Direction -
Write out the records below once more, exactly as they stand.

Provided information -

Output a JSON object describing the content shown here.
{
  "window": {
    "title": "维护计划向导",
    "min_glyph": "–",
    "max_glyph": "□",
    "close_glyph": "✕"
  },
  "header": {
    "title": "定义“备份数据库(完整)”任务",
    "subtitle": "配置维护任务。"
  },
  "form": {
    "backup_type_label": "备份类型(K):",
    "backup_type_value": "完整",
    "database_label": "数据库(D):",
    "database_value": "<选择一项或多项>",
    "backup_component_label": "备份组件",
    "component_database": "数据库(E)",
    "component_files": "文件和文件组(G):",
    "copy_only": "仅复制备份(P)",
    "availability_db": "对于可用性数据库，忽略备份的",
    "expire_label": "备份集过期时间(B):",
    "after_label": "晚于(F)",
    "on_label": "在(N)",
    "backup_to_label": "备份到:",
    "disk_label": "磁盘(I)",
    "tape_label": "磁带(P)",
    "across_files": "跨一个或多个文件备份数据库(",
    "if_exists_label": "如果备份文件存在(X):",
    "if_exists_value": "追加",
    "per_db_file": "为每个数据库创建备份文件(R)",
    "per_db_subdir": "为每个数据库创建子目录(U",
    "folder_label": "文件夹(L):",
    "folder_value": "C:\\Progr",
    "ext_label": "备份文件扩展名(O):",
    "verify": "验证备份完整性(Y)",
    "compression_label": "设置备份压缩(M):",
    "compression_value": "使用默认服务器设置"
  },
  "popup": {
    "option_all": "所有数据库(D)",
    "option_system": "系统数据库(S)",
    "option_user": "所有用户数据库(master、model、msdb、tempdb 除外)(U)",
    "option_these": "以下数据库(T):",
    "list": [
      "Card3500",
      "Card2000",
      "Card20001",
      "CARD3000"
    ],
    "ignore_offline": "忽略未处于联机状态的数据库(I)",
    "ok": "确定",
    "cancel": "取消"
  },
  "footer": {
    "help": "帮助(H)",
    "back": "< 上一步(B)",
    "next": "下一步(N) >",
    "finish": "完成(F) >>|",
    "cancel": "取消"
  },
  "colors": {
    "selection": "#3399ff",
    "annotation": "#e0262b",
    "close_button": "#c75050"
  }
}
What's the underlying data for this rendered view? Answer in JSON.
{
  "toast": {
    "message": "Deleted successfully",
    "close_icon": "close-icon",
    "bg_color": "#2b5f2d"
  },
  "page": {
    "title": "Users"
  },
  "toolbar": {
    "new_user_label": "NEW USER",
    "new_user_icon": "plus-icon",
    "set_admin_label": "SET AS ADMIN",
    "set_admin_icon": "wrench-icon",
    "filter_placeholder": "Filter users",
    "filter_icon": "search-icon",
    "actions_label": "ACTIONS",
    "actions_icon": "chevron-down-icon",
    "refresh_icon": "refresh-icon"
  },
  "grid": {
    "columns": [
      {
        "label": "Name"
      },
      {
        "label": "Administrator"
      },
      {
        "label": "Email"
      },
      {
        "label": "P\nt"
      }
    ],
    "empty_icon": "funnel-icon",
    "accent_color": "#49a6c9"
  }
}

The result -
Output a JSON object describing the content shown here.
{
  "window": {
    "title": "维护计划向导",
    "min_glyph": "–",
    "max_glyph": "□",
    "close_glyph": "✕"
  },
  "header": {
    "title": "定义“备份数据库(完整)”任务",
    "subtitle": "配置维护任务。"
  },
  "form": {
    "backup_type_label": "备份类型(K):",
    "backup_type_value": "完整",
    "database_label": "数据库(D):",
    "database_value": "<选择一项或多项>",
    "backup_component_label": "备份组件",
    "component_database": "数据库(E)",
    "component_files": "文件和文件组(G):",
    "copy_only": "仅复制备份(P)",
    "availability_db": "对于可用性数据库，忽略备份的",
    "expire_label": "备份集过期时间(B):",
    "after_label": "晚于(F)",
    "on_label": "在(N)",
    "backup_to_label": "备份到:",
    "disk_label": "磁盘(I)",
    "tape_label": "磁带(P)",
    "across_files": "跨一个或多个文件备份数据库(",
    "if_exists_label": "如果备份文件存在(X):",
    "if_exists_value": "追加",
    "per_db_file": "为每个数据库创建备份文件(R)",
    "per_db_subdir": "为每个数据库创建子目录(U",
    "folder_label": "文件夹(L):",
    "folder_value": "C:\\Progr",
    "ext_label": "备份文件扩展名(O):",
    "verify": "验证备份完整性(Y)",
    "compression_label": "设置备份压缩(M):",
    "compression_value": "使用默认服务器设置"
  },
  "popup": {
    "option_all": "所有数据库(D)",
    "option_system": "系统数据库(S)",
    "option_user": "所有用户数据库(master、model、msdb、tempdb 除外)(U)",
    "option_these": "以下数据库(T):",
    "list": [
      "Card3500",
      "Card2000",
      "Card20001",
      "CARD3000"
    ],
    "ignore_offline": "忽略未处于联机状态的数据库(I)",
    "ok": "确定",
    "cancel": "取消"
  },
  "footer": {
    "help": "帮助(H)",
    "back": "< 上一步(B)",
    "next": "下一步(N) >",
    "finish": "完成(F) >>|",
    "cancel": "取消"
  },
  "colors": {
    "selection": "#3399ff",
    "annotation": "#e0262b",
    "close_button": "#c75050"
  }
}
What's the underlying data for this rendered view? Answer in JSON.
{
  "toast": {
    "message": "Deleted successfully",
    "close_icon": "close-icon",
    "bg_color": "#2b5f2d"
  },
  "page": {
    "title": "Users"
  },
  "toolbar": {
    "new_user_label": "NEW USER",
    "new_user_icon": "plus-icon",
    "set_admin_label": "SET AS ADMIN",
    "set_admin_icon": "wrench-icon",
    "filter_placeholder": "Filter users",
    "filter_icon": "search-icon",
    "actions_label": "ACTIONS",
    "actions_icon": "chevron-down-icon",
    "refresh_icon": "refresh-icon"
  },
  "grid": {
    "columns": [
      {
        "label": "Name"
      },
      {
        "label": "Administrator"
      },
      {
        "label": "Email"
      },
      {
        "label": "P\nt"
      }
    ],
    "empty_icon": "funnel-icon",
    "accent_color": "#49a6c9"
  }
}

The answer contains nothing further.